PROBLEM STATEMENT ▸ Check each line of the records below for the word "Games" and copy those where it appears.

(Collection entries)
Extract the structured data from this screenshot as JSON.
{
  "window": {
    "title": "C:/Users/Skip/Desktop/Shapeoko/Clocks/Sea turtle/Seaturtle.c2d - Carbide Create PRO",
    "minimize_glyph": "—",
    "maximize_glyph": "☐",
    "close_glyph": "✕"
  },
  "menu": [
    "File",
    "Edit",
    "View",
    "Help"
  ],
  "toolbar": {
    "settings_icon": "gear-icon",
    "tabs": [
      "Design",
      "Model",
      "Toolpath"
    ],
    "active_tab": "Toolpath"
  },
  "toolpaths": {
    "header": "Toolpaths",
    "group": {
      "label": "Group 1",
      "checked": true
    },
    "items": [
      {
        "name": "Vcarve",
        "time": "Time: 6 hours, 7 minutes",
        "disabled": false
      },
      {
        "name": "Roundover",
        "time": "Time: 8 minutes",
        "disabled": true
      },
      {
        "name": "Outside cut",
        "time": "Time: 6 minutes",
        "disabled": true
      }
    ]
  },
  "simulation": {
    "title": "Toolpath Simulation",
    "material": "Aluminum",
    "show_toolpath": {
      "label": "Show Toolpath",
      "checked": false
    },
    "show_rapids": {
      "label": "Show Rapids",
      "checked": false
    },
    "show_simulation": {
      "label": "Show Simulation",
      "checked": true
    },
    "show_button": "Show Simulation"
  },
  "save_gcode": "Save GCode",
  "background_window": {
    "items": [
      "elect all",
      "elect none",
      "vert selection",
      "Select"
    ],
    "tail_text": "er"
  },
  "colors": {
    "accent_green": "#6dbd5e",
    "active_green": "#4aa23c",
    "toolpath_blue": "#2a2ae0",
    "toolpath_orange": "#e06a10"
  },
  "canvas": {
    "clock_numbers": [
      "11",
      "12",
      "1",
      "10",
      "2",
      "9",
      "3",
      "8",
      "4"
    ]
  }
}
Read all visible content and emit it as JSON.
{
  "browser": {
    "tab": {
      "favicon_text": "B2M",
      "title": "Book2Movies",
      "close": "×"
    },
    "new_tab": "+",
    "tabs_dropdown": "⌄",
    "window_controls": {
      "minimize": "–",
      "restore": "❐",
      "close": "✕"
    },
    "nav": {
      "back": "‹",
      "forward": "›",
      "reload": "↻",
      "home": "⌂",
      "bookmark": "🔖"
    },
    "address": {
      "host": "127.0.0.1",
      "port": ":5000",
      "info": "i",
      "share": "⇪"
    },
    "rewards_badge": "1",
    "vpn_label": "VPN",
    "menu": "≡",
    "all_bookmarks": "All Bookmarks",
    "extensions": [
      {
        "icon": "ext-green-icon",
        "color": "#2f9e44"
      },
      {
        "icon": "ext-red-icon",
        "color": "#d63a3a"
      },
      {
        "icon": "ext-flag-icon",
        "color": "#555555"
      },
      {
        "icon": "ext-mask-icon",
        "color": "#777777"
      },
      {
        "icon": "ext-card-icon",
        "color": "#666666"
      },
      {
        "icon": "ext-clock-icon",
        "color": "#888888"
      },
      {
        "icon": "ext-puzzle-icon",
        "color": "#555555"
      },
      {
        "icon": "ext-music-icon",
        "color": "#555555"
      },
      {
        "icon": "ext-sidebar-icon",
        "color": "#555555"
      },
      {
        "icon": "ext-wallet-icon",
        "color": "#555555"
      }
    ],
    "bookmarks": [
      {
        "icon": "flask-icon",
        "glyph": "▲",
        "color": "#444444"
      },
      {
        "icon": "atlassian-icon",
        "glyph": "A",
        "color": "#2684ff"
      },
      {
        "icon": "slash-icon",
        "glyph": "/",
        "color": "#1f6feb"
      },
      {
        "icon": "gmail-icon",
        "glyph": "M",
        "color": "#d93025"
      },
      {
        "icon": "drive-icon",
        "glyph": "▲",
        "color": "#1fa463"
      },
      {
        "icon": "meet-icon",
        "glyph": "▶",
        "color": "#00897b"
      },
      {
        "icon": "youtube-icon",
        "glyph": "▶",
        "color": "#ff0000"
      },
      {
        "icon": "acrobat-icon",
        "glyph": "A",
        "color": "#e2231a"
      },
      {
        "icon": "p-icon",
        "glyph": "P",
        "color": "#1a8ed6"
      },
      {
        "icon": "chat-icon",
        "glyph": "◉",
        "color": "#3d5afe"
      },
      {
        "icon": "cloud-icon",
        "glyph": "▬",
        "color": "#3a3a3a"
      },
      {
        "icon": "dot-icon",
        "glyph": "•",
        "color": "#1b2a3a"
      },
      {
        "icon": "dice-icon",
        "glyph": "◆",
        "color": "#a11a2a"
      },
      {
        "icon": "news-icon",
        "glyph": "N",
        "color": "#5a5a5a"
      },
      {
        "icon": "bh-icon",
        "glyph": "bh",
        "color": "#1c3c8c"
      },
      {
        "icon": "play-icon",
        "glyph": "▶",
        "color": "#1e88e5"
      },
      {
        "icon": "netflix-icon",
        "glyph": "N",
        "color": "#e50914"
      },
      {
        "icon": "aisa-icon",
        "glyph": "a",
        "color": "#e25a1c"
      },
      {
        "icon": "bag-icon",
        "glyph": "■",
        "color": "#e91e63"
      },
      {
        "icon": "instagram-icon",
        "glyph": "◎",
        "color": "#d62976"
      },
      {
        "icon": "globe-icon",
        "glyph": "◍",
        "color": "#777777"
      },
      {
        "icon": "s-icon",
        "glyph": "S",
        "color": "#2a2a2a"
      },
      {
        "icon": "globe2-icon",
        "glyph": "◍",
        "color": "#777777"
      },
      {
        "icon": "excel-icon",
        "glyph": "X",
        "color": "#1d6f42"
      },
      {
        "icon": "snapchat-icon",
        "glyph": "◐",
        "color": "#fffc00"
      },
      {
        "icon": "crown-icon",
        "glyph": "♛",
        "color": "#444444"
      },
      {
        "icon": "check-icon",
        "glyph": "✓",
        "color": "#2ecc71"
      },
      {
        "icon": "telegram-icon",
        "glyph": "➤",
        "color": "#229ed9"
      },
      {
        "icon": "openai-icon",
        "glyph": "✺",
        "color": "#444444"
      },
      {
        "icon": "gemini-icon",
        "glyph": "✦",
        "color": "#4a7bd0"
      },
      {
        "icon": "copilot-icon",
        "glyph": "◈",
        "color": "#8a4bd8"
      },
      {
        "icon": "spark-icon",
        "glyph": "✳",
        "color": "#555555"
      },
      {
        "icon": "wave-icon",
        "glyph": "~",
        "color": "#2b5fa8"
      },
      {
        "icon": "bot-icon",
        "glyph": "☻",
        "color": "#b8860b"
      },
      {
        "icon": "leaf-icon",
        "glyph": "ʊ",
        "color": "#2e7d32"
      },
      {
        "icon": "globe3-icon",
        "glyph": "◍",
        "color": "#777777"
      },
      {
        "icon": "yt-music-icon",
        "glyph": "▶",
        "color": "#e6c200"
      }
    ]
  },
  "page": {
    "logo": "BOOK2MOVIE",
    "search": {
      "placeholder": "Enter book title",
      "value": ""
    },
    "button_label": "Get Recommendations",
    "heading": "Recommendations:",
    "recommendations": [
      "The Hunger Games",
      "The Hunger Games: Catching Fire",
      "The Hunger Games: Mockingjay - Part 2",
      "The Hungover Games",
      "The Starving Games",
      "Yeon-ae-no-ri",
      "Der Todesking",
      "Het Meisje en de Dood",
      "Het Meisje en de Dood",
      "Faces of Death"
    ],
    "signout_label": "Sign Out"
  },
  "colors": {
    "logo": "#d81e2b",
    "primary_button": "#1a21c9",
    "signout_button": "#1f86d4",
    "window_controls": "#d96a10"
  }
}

RESULT ▸
      "The Hunger Games",
      "The Hunger Games: Catching Fire",
      "The Hunger Games: Mockingjay - Part 2",
      "The Hungover Games",
      "The Starving Games",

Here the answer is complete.